## Task objective
Your answer should be a single number: the count of lines containing "this".

## Exercise materials
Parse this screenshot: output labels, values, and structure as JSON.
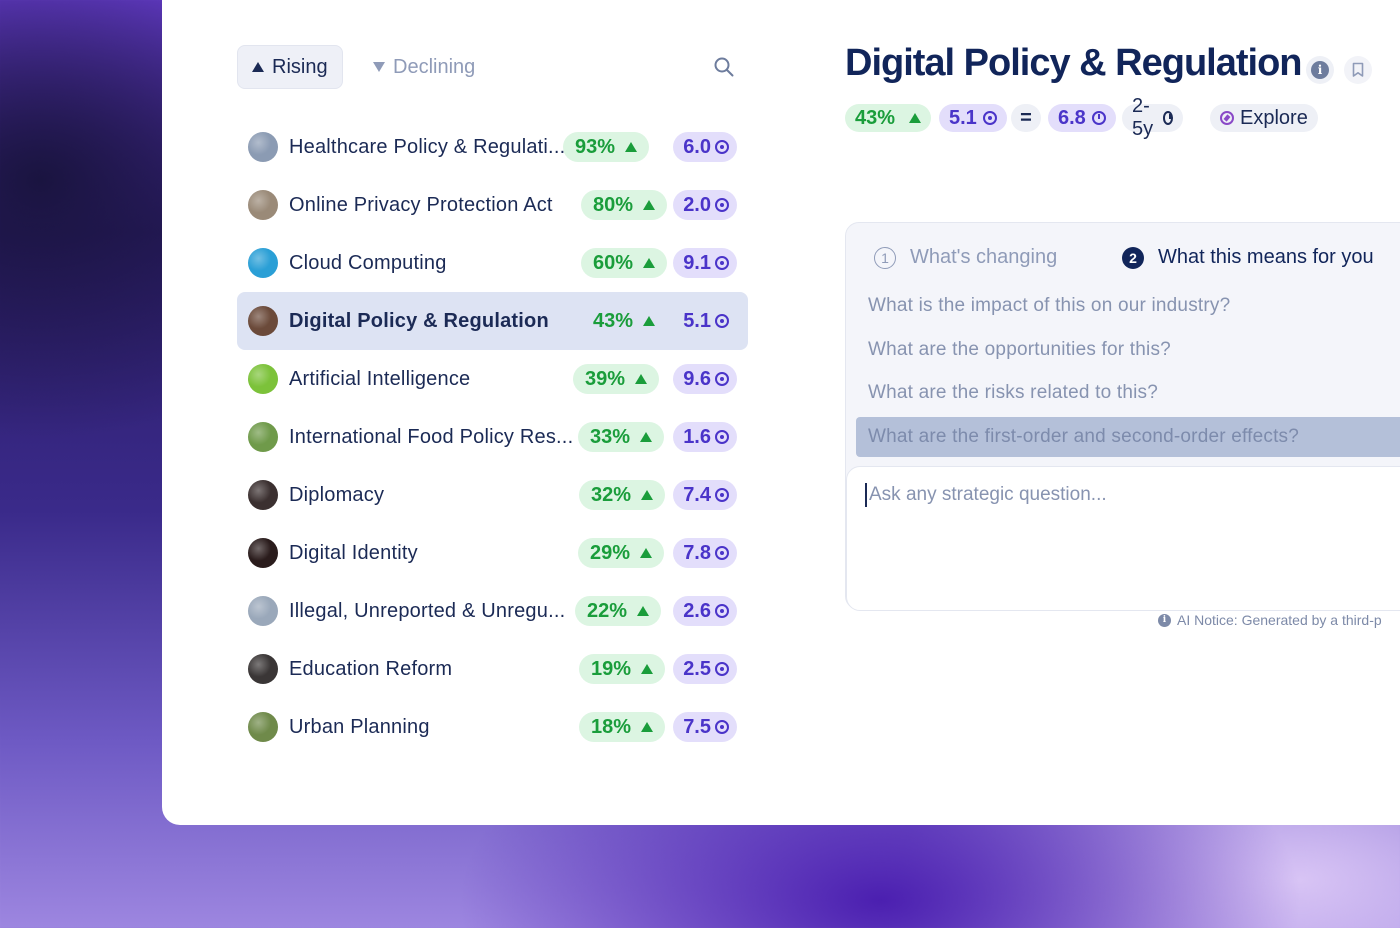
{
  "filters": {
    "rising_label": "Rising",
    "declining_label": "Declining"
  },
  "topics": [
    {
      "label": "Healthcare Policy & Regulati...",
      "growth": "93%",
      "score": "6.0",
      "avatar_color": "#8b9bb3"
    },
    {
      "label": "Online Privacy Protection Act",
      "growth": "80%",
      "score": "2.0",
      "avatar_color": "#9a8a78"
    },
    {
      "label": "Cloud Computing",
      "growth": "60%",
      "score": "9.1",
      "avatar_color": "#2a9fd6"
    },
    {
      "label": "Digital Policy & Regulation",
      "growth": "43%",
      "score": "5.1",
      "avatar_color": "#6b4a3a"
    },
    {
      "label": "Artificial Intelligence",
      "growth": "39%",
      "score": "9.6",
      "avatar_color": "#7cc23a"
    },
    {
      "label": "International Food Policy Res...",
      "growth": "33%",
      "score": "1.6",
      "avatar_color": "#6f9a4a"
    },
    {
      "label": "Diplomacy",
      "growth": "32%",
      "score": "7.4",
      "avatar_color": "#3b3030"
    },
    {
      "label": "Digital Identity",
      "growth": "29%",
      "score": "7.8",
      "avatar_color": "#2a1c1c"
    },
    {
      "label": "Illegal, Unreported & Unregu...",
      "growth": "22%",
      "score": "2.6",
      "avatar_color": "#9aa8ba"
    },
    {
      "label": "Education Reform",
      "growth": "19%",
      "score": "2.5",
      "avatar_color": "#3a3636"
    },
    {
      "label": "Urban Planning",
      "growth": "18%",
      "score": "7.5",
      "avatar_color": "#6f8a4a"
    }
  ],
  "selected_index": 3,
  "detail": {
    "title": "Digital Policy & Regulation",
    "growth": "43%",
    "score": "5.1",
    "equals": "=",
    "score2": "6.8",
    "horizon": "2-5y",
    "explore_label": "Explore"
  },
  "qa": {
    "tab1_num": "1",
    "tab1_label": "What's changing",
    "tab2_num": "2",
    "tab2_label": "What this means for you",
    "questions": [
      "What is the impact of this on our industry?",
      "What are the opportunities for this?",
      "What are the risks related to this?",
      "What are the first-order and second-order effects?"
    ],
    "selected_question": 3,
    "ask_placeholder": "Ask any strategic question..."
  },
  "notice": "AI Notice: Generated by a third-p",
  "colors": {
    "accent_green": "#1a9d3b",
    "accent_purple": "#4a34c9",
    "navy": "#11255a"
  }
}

## Reply to the exercise
5